- _Records to use_
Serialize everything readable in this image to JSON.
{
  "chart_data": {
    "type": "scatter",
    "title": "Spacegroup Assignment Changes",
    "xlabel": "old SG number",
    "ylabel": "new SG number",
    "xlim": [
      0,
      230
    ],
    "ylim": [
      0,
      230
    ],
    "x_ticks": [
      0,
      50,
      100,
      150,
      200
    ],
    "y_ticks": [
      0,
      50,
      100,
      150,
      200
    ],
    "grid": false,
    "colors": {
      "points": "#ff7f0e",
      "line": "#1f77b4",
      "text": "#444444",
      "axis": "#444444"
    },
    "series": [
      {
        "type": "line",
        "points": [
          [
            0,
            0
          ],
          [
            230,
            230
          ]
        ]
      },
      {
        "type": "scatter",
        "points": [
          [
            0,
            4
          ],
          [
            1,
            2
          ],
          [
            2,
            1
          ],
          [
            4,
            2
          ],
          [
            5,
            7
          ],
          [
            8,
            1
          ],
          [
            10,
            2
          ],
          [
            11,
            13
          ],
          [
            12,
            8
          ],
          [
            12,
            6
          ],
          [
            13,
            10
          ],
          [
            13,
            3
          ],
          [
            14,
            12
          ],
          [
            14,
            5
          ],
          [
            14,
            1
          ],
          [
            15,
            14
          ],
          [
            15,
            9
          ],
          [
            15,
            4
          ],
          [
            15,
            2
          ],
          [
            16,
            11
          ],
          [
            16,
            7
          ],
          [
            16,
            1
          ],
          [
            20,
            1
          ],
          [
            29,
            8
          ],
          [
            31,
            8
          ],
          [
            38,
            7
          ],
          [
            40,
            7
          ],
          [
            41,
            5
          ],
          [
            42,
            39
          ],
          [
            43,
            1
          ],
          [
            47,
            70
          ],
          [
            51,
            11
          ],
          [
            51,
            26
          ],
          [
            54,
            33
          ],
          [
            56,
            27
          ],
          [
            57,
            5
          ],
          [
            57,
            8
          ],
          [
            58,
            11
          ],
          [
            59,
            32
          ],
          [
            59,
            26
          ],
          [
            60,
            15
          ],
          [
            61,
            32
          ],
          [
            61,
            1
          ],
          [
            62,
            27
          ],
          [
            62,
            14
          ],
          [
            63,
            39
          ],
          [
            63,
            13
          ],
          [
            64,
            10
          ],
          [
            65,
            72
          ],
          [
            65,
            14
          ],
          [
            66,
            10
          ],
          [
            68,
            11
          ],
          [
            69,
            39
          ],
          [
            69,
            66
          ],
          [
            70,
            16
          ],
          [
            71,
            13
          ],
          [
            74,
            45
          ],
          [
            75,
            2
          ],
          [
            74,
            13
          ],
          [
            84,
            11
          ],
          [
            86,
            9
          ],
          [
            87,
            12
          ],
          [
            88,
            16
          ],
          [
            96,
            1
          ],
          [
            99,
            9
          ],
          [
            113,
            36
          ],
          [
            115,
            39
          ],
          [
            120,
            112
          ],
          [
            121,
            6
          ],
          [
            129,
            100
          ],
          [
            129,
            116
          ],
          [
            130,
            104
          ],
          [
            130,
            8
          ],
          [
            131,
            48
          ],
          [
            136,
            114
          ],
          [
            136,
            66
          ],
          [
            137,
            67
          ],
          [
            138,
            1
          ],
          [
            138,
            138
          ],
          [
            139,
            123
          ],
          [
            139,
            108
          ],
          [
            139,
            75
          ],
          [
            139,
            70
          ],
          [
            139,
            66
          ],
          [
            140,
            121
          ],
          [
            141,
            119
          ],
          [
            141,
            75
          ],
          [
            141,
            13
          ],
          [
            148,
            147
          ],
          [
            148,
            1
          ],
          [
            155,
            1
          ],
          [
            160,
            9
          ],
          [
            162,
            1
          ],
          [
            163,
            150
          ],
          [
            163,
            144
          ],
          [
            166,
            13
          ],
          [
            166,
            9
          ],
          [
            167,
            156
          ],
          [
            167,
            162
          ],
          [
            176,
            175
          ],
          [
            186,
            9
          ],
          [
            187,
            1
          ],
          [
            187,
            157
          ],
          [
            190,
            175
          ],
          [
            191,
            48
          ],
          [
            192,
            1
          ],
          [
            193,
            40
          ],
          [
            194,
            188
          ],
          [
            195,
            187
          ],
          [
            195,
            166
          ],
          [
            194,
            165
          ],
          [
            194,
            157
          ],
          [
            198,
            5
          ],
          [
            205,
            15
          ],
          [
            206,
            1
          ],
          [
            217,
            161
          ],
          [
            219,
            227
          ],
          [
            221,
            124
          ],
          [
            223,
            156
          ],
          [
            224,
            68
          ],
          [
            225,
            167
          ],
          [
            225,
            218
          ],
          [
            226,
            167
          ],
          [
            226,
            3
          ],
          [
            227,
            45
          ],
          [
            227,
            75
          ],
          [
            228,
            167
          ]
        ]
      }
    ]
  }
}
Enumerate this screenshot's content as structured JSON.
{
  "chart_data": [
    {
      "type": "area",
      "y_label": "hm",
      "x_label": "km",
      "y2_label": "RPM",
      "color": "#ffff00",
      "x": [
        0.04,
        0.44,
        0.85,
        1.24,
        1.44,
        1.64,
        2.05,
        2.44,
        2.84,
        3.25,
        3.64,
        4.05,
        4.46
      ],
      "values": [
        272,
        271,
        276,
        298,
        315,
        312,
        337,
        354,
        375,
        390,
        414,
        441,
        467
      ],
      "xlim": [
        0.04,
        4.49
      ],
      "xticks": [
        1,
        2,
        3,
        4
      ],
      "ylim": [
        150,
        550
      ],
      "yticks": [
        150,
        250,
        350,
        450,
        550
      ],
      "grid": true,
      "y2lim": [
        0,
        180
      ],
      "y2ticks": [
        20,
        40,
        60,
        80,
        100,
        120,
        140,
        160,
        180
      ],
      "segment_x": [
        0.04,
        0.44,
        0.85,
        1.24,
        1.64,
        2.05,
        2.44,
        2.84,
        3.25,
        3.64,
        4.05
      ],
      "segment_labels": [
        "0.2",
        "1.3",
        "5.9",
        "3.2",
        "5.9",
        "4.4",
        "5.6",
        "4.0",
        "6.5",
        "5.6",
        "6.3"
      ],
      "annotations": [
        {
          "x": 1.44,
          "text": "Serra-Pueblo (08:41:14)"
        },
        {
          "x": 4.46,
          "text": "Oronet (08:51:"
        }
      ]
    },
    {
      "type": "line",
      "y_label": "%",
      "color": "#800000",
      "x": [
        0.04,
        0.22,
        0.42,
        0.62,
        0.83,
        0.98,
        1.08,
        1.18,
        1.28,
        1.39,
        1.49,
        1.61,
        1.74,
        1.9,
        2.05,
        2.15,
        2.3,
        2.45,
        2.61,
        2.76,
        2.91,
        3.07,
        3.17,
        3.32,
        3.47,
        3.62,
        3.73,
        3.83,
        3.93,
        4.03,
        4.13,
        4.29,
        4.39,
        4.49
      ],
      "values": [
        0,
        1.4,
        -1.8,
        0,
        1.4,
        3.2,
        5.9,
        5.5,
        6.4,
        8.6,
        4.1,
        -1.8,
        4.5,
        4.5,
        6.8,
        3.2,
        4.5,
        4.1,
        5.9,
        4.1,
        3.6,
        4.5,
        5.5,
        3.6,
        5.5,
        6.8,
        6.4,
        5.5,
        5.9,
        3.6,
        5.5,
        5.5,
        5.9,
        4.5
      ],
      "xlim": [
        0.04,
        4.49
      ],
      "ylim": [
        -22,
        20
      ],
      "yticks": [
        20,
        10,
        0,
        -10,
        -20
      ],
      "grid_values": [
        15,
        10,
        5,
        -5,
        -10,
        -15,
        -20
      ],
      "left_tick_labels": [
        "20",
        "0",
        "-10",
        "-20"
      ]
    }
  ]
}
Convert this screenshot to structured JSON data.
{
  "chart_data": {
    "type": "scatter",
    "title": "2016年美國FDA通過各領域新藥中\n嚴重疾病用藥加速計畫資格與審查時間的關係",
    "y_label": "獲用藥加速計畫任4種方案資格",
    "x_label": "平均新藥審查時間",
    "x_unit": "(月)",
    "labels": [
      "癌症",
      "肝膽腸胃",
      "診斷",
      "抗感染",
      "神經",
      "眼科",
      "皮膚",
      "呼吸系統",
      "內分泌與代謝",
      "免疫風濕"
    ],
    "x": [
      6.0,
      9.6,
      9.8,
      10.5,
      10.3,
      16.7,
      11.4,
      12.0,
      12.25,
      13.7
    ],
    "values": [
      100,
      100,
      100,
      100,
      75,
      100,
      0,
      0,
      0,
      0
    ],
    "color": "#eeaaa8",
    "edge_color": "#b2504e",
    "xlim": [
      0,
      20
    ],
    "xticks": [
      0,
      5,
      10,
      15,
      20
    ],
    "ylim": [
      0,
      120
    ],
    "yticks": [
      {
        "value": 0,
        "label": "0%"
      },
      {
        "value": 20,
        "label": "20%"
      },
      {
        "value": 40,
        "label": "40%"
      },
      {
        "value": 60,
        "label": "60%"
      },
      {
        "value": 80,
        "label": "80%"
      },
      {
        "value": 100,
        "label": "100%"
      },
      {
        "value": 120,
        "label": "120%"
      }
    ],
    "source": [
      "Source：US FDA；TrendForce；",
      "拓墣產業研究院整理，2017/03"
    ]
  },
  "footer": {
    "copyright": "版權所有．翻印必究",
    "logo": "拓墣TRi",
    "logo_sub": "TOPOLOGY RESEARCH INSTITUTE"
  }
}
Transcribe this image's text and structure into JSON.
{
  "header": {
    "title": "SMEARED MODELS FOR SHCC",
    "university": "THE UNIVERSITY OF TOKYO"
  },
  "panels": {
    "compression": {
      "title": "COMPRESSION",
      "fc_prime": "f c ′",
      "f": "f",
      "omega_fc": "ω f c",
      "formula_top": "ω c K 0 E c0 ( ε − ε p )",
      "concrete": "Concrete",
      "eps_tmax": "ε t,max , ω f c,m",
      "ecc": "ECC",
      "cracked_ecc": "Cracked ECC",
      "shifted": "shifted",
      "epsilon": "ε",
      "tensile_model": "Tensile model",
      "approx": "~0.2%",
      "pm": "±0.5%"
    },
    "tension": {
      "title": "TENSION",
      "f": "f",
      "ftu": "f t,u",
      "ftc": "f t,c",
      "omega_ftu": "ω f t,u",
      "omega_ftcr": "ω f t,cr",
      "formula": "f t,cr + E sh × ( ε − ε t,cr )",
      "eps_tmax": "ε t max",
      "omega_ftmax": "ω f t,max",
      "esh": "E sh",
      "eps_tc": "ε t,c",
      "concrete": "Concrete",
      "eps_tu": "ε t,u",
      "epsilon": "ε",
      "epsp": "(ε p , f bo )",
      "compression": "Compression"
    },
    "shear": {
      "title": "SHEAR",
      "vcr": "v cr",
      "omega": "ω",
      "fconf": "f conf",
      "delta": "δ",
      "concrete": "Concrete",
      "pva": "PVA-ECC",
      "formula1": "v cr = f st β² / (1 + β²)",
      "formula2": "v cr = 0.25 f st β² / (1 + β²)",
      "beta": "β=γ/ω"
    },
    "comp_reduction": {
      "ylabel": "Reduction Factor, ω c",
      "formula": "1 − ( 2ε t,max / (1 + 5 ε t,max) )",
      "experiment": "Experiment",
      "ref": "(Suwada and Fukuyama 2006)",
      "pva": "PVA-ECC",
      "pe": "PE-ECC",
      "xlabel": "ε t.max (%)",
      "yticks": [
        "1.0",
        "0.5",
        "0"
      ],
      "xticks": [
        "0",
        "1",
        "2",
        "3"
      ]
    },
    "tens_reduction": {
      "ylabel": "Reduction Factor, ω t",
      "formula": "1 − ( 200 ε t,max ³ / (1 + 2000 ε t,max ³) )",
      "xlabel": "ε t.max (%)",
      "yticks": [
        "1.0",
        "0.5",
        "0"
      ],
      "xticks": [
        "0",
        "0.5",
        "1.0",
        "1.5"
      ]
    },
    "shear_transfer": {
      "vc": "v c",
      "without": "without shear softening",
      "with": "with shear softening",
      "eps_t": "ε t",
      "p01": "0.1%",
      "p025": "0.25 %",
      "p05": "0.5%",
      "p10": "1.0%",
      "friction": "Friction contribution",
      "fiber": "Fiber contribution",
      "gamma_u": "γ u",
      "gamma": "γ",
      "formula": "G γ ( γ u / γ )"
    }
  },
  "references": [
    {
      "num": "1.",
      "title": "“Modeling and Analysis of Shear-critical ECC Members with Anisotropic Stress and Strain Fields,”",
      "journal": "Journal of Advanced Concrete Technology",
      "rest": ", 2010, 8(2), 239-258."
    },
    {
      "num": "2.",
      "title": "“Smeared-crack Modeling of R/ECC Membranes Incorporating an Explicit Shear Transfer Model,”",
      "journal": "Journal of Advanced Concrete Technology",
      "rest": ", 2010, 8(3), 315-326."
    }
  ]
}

- _Goal_
Find the word "type" in the entries above and gather every line that holds it.

- _Written response_
    "type": "scatter",
        "type": "line",
        "type": "scatter",
      "type": "area",
      "type": "line",
    "type": "scatter",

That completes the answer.